◆ Task details:
Please give the data below again in full, exactly as it stands.

◆ Input for this task:
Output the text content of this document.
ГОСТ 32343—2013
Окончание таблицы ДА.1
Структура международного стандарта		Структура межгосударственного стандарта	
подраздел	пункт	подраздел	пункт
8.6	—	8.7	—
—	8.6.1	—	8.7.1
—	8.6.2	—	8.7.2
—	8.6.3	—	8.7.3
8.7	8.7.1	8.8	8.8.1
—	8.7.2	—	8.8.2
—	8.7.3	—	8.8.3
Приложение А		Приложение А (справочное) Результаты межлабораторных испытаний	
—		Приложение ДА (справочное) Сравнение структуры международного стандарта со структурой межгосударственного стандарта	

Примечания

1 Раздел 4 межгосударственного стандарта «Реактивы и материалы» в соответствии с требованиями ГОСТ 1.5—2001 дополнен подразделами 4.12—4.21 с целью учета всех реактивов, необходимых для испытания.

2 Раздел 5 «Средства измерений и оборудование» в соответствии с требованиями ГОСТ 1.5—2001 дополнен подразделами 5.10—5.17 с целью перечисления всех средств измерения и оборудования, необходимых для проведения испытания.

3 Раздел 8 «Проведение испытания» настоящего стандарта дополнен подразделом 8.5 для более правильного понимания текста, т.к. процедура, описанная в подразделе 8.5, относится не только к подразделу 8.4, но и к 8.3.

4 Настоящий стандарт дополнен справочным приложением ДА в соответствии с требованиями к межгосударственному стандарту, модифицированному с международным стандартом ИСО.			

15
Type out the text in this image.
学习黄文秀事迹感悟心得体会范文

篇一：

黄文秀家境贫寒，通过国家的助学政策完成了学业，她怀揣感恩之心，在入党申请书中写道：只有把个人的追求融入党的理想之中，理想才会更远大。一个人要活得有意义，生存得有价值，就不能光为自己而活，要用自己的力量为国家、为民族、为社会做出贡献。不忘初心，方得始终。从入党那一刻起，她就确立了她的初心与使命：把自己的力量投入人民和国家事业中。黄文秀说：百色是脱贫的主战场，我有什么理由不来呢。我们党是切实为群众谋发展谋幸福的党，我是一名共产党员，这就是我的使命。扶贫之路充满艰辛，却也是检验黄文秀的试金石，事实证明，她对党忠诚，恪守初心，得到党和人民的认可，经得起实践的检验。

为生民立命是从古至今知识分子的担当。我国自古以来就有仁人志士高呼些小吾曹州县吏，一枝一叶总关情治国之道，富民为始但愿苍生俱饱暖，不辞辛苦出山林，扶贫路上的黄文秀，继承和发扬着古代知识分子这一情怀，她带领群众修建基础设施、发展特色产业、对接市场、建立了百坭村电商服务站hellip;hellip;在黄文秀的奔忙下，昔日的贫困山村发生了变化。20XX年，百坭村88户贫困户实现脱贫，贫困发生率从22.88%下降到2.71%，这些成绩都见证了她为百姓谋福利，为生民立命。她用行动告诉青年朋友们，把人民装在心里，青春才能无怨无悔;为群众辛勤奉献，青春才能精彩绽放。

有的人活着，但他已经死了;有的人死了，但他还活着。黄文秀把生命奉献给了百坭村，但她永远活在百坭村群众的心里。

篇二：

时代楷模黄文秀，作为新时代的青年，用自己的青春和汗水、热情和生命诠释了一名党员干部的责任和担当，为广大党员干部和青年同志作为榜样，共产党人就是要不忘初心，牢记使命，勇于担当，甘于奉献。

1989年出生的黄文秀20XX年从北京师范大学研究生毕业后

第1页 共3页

◆ Task response:
Output the text content of this document.
ГОСТ 32343—2013
Окончание таблицы ДА.1
Структура международного стандарта		Структура межгосударственного стандарта	
подраздел	пункт	подраздел	пункт
8.6	—	8.7	—
—	8.6.1	—	8.7.1
—	8.6.2	—	8.7.2
—	8.6.3	—	8.7.3
8.7	8.7.1	8.8	8.8.1
—	8.7.2	—	8.8.2
—	8.7.3	—	8.8.3
Приложение А		Приложение А (справочное) Результаты межлабораторных испытаний	
—		Приложение ДА (справочное) Сравнение структуры международного стандарта со структурой межгосударственного стандарта	

Примечания

1 Раздел 4 межгосударственного стандарта «Реактивы и материалы» в соответствии с требованиями ГОСТ 1.5—2001 дополнен подразделами 4.12—4.21 с целью учета всех реактивов, необходимых для испытания.

2 Раздел 5 «Средства измерений и оборудование» в соответствии с требованиями ГОСТ 1.5—2001 дополнен подразделами 5.10—5.17 с целью перечисления всех средств измерения и оборудования, необходимых для проведения испытания.

3 Раздел 8 «Проведение испытания» настоящего стандарта дополнен подразделом 8.5 для более правильного понимания текста, т.к. процедура, описанная в подразделе 8.5, относится не только к подразделу 8.4, но и к 8.3.

4 Настоящий стандарт дополнен справочным приложением ДА в соответствии с требованиями к межгосударственному стандарту, модифицированному с международным стандартом ИСО.			

15
Type out the text in this image.
学习黄文秀事迹感悟心得体会范文

篇一：

黄文秀家境贫寒，通过国家的助学政策完成了学业，她怀揣感恩之心，在入党申请书中写道：只有把个人的追求融入党的理想之中，理想才会更远大。一个人要活得有意义，生存得有价值，就不能光为自己而活，要用自己的力量为国家、为民族、为社会做出贡献。不忘初心，方得始终。从入党那一刻起，她就确立了她的初心与使命：把自己的力量投入人民和国家事业中。黄文秀说：百色是脱贫的主战场，我有什么理由不来呢。我们党是切实为群众谋发展谋幸福的党，我是一名共产党员，这就是我的使命。扶贫之路充满艰辛，却也是检验黄文秀的试金石，事实证明，她对党忠诚，恪守初心，得到党和人民的认可，经得起实践的检验。

为生民立命是从古至今知识分子的担当。我国自古以来就有仁人志士高呼些小吾曹州县吏，一枝一叶总关情治国之道，富民为始但愿苍生俱饱暖，不辞辛苦出山林，扶贫路上的黄文秀，继承和发扬着古代知识分子这一情怀，她带领群众修建基础设施、发展特色产业、对接市场、建立了百坭村电商服务站hellip;hellip;在黄文秀的奔忙下，昔日的贫困山村发生了变化。20XX年，百坭村88户贫困户实现脱贫，贫困发生率从22.88%下降到2.71%，这些成绩都见证了她为百姓谋福利，为生民立命。她用行动告诉青年朋友们，把人民装在心里，青春才能无怨无悔;为群众辛勤奉献，青春才能精彩绽放。

有的人活着，但他已经死了;有的人死了，但他还活着。黄文秀把生命奉献给了百坭村，但她永远活在百坭村群众的心里。

篇二：

时代楷模黄文秀，作为新时代的青年，用自己的青春和汗水、热情和生命诠释了一名党员干部的责任和担当，为广大党员干部和青年同志作为榜样，共产党人就是要不忘初心，牢记使命，勇于担当，甘于奉献。

1989年出生的黄文秀20XX年从北京师范大学研究生毕业后

第1页 共3页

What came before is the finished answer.